▸ Your instructions: Extract each line from the entries below that has the string "title" in it.

---------- Data listing

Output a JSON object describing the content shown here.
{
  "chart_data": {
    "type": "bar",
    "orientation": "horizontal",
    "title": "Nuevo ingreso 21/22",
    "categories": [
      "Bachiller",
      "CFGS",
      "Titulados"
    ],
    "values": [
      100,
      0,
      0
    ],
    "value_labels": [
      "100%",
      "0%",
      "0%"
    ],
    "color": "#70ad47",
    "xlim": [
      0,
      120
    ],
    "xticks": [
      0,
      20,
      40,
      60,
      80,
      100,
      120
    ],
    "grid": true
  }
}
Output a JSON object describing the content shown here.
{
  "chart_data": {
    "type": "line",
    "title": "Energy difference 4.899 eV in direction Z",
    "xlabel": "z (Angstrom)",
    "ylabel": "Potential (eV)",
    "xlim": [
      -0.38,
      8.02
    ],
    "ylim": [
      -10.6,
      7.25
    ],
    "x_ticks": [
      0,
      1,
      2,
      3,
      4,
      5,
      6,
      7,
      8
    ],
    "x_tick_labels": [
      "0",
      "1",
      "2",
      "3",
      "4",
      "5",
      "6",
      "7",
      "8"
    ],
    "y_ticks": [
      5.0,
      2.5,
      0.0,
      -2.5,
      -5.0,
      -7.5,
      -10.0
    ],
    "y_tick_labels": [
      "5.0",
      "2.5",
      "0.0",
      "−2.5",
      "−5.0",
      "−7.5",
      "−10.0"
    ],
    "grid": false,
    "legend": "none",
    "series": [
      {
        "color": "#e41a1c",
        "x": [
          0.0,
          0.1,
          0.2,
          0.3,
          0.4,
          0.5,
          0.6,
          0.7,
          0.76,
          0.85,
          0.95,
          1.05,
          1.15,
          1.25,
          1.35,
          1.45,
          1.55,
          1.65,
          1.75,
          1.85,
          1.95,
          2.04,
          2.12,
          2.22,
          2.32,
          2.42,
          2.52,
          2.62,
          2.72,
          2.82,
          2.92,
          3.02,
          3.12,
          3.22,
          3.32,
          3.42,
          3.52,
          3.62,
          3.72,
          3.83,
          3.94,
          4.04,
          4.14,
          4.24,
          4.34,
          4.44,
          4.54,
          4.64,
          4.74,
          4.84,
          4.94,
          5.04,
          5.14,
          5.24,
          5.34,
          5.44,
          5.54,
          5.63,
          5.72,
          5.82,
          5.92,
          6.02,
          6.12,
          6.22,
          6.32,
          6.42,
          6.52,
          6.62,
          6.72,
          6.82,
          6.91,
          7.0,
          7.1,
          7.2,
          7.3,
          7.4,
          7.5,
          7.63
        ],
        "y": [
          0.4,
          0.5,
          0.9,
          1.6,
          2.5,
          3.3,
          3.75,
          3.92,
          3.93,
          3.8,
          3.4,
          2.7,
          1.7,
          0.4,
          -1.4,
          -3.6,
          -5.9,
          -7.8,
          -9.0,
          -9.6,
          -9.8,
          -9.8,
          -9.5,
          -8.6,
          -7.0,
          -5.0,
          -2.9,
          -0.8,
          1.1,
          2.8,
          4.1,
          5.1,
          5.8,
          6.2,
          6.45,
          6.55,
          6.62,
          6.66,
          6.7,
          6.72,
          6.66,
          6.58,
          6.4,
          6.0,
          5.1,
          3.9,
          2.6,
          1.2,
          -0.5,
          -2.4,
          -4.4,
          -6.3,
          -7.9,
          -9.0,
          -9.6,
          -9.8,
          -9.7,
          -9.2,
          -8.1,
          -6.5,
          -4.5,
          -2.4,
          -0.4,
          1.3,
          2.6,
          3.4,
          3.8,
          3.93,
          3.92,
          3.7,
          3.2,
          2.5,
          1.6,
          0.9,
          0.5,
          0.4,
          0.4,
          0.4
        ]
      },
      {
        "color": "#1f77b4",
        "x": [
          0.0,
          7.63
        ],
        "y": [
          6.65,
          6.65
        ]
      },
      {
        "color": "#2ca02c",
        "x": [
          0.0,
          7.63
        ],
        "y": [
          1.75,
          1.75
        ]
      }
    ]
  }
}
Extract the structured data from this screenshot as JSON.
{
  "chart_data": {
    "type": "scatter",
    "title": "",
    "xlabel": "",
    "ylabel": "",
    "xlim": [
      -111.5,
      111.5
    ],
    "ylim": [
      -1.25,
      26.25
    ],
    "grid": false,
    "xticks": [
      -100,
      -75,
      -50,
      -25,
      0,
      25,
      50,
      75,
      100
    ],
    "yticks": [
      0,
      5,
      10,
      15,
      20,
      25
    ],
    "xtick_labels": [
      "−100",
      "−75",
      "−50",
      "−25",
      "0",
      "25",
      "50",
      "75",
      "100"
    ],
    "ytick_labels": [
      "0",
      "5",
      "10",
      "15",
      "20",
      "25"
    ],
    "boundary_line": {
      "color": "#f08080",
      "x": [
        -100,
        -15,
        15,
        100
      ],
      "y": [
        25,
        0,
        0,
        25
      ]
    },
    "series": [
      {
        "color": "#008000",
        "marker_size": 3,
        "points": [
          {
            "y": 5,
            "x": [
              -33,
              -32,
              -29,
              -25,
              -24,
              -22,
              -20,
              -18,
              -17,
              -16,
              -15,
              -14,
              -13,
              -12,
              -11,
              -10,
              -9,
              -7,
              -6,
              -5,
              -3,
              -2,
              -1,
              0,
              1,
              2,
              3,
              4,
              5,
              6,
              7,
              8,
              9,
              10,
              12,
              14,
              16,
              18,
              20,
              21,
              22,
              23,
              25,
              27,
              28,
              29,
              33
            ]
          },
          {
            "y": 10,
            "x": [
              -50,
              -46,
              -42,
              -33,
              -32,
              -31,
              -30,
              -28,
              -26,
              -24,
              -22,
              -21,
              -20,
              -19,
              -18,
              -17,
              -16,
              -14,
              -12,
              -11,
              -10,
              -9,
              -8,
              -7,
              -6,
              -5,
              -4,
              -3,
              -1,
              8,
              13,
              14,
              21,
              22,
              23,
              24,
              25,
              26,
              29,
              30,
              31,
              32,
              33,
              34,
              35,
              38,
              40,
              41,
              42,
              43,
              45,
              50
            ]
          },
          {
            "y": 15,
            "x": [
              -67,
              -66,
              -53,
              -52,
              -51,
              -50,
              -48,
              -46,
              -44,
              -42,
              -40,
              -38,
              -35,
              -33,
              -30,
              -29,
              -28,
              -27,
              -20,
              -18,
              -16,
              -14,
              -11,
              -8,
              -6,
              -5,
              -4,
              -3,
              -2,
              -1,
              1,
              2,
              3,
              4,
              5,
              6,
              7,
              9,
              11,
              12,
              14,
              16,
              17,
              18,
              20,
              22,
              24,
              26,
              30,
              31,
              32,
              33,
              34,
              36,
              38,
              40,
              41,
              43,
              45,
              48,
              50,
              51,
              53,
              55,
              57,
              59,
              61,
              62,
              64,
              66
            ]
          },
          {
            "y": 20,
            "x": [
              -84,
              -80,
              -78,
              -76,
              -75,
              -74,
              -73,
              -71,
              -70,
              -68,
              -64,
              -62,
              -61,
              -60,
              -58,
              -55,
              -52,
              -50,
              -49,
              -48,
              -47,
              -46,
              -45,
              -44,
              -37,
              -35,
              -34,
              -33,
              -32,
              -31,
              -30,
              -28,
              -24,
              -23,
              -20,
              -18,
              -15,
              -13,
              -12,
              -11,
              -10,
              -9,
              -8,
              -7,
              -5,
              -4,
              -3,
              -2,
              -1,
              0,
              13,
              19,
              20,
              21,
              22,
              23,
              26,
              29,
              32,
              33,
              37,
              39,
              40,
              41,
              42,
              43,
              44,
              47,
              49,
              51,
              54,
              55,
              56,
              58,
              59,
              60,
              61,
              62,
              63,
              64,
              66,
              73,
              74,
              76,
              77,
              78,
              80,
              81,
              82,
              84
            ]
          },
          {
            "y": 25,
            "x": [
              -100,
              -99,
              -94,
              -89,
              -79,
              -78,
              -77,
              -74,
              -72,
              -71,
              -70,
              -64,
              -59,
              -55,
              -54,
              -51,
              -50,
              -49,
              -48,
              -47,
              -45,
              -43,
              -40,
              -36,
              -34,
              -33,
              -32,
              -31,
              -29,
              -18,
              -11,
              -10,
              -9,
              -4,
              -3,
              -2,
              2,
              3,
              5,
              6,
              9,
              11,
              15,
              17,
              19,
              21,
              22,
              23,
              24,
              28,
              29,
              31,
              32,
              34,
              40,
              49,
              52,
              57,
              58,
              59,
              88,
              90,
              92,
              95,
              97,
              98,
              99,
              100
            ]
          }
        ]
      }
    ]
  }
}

--------------------

▸ Exercise solution:
    "title": "Nuevo ingreso 21/22",
    "title": "Energy difference 4.899 eV in direction Z",
    "title": "",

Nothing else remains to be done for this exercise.